## Start Raw data
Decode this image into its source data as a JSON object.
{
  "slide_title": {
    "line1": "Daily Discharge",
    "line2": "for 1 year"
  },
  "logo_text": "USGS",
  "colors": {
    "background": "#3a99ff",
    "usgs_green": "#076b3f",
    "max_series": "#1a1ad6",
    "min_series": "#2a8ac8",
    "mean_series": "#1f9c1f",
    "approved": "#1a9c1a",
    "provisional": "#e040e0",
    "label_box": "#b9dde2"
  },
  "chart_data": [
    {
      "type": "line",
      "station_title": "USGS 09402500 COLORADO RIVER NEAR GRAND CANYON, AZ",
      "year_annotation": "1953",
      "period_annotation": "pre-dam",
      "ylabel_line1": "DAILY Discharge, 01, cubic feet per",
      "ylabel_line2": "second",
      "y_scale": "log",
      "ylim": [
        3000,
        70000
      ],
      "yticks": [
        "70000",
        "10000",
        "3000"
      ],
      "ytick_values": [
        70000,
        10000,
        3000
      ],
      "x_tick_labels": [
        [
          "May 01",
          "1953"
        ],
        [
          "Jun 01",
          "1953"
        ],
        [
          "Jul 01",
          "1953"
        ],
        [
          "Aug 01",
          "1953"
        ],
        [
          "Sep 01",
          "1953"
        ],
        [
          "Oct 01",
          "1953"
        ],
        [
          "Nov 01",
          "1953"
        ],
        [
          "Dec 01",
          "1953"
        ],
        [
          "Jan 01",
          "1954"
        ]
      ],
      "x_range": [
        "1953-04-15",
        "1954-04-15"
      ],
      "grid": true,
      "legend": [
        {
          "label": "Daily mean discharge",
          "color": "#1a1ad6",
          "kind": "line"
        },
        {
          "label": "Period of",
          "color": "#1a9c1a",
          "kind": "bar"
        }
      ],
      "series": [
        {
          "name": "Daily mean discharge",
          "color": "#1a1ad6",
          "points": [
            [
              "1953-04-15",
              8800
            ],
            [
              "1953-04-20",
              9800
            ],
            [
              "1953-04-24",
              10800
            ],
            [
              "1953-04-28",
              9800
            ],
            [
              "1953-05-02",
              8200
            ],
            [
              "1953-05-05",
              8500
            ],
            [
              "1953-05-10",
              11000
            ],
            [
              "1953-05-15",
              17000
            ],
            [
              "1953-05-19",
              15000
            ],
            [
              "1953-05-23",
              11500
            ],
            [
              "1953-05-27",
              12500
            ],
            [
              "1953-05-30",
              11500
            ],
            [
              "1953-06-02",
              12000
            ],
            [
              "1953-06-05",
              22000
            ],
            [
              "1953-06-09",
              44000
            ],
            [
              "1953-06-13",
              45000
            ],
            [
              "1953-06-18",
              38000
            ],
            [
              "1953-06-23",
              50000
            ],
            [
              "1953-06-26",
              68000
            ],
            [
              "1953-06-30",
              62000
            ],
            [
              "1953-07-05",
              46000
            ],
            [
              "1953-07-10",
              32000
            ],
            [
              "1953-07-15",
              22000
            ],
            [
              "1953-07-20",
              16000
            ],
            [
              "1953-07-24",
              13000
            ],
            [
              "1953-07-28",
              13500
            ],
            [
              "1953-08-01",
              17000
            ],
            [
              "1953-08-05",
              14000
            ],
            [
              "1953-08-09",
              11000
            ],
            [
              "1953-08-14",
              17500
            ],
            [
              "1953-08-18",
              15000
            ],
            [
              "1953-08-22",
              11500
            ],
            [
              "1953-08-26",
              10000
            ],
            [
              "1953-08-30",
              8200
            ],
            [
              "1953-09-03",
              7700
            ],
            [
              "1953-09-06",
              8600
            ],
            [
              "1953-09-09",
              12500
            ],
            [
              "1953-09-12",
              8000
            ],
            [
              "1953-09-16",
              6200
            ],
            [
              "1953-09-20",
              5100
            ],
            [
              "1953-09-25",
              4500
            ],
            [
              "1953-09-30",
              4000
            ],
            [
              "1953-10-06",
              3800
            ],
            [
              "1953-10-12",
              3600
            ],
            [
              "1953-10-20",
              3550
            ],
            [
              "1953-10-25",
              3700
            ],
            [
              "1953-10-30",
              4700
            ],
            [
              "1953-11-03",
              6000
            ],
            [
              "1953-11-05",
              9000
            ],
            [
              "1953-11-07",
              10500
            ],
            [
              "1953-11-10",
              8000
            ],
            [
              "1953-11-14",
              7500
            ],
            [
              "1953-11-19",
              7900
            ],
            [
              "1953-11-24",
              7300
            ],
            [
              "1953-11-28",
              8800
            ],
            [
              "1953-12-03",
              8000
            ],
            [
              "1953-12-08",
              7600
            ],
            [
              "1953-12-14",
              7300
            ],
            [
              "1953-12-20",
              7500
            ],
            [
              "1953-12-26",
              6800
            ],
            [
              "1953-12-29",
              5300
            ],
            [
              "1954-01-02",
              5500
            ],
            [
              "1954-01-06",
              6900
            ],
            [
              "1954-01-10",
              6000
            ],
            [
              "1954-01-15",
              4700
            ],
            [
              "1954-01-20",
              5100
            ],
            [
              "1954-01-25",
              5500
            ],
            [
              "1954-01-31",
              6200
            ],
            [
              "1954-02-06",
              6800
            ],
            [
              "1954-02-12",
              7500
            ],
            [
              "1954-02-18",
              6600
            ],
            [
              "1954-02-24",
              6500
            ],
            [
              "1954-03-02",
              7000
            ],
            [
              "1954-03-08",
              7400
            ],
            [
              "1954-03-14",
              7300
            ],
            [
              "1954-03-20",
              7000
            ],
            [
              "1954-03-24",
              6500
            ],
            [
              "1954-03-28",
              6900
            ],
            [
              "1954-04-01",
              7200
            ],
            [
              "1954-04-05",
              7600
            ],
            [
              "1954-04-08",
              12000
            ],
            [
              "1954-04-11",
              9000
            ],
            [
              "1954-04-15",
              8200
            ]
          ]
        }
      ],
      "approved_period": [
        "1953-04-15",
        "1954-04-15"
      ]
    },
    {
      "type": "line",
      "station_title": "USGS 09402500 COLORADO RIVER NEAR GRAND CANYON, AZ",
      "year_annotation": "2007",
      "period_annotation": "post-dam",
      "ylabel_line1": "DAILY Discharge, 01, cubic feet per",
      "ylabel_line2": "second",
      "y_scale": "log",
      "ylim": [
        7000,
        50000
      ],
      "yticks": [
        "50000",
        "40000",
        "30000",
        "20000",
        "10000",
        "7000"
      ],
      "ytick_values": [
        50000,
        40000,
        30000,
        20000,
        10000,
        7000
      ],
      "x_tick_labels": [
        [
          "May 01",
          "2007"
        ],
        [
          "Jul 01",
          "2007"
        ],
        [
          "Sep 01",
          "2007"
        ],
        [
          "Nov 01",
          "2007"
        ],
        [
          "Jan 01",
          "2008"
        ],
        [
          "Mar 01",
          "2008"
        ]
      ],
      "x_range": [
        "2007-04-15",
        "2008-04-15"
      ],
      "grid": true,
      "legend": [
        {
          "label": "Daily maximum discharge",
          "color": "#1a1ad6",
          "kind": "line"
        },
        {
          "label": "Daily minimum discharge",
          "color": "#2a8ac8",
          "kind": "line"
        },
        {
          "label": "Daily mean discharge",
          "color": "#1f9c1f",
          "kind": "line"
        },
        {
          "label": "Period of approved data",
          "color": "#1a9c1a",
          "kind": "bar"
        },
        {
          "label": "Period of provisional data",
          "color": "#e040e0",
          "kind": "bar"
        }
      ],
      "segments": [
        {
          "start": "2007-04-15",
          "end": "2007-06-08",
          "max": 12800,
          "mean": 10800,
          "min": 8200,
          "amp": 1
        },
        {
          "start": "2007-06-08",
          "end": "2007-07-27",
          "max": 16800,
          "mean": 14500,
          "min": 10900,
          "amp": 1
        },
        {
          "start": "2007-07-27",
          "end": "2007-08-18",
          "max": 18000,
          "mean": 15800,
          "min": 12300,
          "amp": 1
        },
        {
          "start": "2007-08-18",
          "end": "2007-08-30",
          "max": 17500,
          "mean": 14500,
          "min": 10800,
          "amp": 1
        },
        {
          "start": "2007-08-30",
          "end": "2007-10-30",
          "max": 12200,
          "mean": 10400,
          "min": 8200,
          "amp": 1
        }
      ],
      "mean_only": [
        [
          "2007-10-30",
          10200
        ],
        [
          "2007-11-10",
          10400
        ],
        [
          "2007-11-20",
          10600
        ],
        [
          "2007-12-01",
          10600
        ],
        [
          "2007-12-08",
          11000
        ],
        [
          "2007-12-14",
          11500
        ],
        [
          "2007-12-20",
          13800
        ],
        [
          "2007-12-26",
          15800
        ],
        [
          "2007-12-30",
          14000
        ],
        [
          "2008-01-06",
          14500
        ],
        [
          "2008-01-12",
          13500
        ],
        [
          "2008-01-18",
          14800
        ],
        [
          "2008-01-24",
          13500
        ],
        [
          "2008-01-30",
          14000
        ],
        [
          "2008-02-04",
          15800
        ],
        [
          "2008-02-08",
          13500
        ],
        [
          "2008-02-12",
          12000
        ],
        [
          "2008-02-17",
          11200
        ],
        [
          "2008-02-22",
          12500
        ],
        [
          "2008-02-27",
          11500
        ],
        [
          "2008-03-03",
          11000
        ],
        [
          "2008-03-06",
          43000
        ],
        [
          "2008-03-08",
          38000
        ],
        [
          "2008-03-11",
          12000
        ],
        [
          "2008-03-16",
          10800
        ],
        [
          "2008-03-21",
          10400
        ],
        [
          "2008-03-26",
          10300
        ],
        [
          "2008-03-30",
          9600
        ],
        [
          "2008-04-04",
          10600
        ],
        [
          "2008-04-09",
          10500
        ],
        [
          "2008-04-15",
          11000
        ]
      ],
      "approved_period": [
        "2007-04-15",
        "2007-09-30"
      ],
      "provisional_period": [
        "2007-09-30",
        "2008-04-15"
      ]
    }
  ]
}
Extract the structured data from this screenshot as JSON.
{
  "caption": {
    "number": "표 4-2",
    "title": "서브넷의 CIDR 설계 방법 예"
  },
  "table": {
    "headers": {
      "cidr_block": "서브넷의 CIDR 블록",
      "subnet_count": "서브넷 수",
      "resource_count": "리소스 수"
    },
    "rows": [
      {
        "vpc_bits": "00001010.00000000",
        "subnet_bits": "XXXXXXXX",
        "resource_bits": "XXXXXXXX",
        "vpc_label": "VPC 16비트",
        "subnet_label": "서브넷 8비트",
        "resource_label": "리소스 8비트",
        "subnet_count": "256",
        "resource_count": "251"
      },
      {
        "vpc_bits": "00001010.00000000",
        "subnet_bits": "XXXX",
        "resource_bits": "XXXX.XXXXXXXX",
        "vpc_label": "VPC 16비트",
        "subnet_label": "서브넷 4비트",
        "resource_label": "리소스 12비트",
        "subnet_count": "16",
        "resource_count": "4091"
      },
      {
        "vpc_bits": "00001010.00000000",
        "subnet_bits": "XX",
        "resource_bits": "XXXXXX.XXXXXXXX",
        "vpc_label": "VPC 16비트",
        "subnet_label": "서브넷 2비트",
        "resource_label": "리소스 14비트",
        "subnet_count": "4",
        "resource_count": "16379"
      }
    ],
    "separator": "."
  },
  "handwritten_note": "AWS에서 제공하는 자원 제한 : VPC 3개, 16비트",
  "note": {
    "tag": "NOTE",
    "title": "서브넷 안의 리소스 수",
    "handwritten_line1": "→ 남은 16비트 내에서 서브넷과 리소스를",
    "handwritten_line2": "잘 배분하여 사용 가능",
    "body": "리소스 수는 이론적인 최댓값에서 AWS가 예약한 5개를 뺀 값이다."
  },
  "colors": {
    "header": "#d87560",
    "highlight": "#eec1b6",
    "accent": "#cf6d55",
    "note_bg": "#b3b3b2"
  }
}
## End Raw data
*Written problem*: Extract every line from the one containing "Extract the structured" through the last line of the data, inclusive, exactly as written.

*Answer for this exercise*:
Extract the structured data from this screenshot as JSON.
{
  "caption": {
    "number": "표 4-2",
    "title": "서브넷의 CIDR 설계 방법 예"
  },
  "table": {
    "headers": {
      "cidr_block": "서브넷의 CIDR 블록",
      "subnet_count": "서브넷 수",
      "resource_count": "리소스 수"
    },
    "rows": [
      {
        "vpc_bits": "00001010.00000000",
        "subnet_bits": "XXXXXXXX",
        "resource_bits": "XXXXXXXX",
        "vpc_label": "VPC 16비트",
        "subnet_label": "서브넷 8비트",
        "resource_label": "리소스 8비트",
        "subnet_count": "256",
        "resource_count": "251"
      },
      {
        "vpc_bits": "00001010.00000000",
        "subnet_bits": "XXXX",
        "resource_bits": "XXXX.XXXXXXXX",
        "vpc_label": "VPC 16비트",
        "subnet_label": "서브넷 4비트",
        "resource_label": "리소스 12비트",
        "subnet_count": "16",
        "resource_count": "4091"
      },
      {
        "vpc_bits": "00001010.00000000",
        "subnet_bits": "XX",
        "resource_bits": "XXXXXX.XXXXXXXX",
        "vpc_label": "VPC 16비트",
        "subnet_label": "서브넷 2비트",
        "resource_label": "리소스 14비트",
        "subnet_count": "4",
        "resource_count": "16379"
      }
    ],
    "separator": "."
  },
  "handwritten_note": "AWS에서 제공하는 자원 제한 : VPC 3개, 16비트",
  "note": {
    "tag": "NOTE",
    "title": "서브넷 안의 리소스 수",
    "handwritten_line1": "→ 남은 16비트 내에서 서브넷과 리소스를",
    "handwritten_line2": "잘 배분하여 사용 가능",
    "body": "리소스 수는 이론적인 최댓값에서 AWS가 예약한 5개를 뺀 값이다."
  },
  "colors": {
    "header": "#d87560",
    "highlight": "#eec1b6",
    "accent": "#cf6d55",
    "note_bg": "#b3b3b2"
  }
}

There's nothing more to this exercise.